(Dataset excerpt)
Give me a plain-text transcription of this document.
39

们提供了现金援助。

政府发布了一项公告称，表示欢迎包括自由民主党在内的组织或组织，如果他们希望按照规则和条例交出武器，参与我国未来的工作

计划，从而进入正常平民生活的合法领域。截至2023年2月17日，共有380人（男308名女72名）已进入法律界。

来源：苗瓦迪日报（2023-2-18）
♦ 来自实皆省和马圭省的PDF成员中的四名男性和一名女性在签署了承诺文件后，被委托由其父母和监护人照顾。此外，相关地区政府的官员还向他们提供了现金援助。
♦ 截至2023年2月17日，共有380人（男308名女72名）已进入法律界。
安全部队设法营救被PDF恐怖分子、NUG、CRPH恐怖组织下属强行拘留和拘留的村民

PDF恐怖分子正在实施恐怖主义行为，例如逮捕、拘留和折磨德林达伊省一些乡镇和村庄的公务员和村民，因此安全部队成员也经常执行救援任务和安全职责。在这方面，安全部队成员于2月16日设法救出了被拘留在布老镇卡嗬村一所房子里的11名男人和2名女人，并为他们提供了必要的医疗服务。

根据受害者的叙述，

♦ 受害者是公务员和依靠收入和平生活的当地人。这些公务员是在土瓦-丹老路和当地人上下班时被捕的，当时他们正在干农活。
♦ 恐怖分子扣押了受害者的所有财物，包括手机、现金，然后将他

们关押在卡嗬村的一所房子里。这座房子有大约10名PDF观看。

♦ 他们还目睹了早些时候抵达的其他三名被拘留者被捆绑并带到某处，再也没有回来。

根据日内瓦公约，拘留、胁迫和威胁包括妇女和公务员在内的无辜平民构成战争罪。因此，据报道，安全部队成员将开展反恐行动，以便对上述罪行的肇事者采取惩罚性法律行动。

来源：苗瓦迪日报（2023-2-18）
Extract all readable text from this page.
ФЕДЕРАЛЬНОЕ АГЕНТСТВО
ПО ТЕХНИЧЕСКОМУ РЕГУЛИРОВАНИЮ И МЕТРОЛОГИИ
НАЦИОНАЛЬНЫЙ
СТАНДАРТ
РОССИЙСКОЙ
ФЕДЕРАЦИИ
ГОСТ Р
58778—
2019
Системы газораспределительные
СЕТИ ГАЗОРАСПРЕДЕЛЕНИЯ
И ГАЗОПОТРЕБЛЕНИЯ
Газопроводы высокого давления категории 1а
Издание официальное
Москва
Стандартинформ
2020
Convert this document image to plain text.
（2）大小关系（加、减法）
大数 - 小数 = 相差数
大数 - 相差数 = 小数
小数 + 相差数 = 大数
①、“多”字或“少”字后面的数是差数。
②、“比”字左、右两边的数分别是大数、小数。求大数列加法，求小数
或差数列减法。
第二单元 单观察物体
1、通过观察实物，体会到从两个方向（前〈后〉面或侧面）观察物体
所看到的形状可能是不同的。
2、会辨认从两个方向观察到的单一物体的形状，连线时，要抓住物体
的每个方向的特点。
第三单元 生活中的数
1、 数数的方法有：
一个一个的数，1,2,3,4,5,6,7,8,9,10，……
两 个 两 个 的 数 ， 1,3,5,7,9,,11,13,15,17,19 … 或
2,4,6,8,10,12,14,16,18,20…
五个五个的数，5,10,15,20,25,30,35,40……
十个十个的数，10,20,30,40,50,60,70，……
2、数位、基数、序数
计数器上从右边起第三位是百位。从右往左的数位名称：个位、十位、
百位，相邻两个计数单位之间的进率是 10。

Stated goal: Quote the lines of the listing above that run from the line with "Extract all readable text from this page." through its last line, both included, and nothing else.

Written solution:
Extract all readable text from this page.
ФЕДЕРАЛЬНОЕ АГЕНТСТВО
ПО ТЕХНИЧЕСКОМУ РЕГУЛИРОВАНИЮ И МЕТРОЛОГИИ
НАЦИОНАЛЬНЫЙ
СТАНДАРТ
РОССИЙСКОЙ
ФЕДЕРАЦИИ
ГОСТ Р
58778—
2019
Системы газораспределительные
СЕТИ ГАЗОРАСПРЕДЕЛЕНИЯ
И ГАЗОПОТРЕБЛЕНИЯ
Газопроводы высокого давления категории 1а
Издание официальное
Москва
Стандартинформ
2020
Convert this document image to plain text.
（2）大小关系（加、减法）
大数 - 小数 = 相差数
大数 - 相差数 = 小数
小数 + 相差数 = 大数
①、“多”字或“少”字后面的数是差数。
②、“比”字左、右两边的数分别是大数、小数。求大数列加法，求小数
或差数列减法。
第二单元 单观察物体
1、通过观察实物，体会到从两个方向（前〈后〉面或侧面）观察物体
所看到的形状可能是不同的。
2、会辨认从两个方向观察到的单一物体的形状，连线时，要抓住物体
的每个方向的特点。
第三单元 生活中的数
1、 数数的方法有：
一个一个的数，1,2,3,4,5,6,7,8,9,10，……
两 个 两 个 的 数 ， 1,3,5,7,9,,11,13,15,17,19 … 或
2,4,6,8,10,12,14,16,18,20…
五个五个的数，5,10,15,20,25,30,35,40……
十个十个的数，10,20,30,40,50,60,70，……
2、数位、基数、序数
计数器上从右边起第三位是百位。从右往左的数位名称：个位、十位、
百位，相邻两个计数单位之间的进率是 10。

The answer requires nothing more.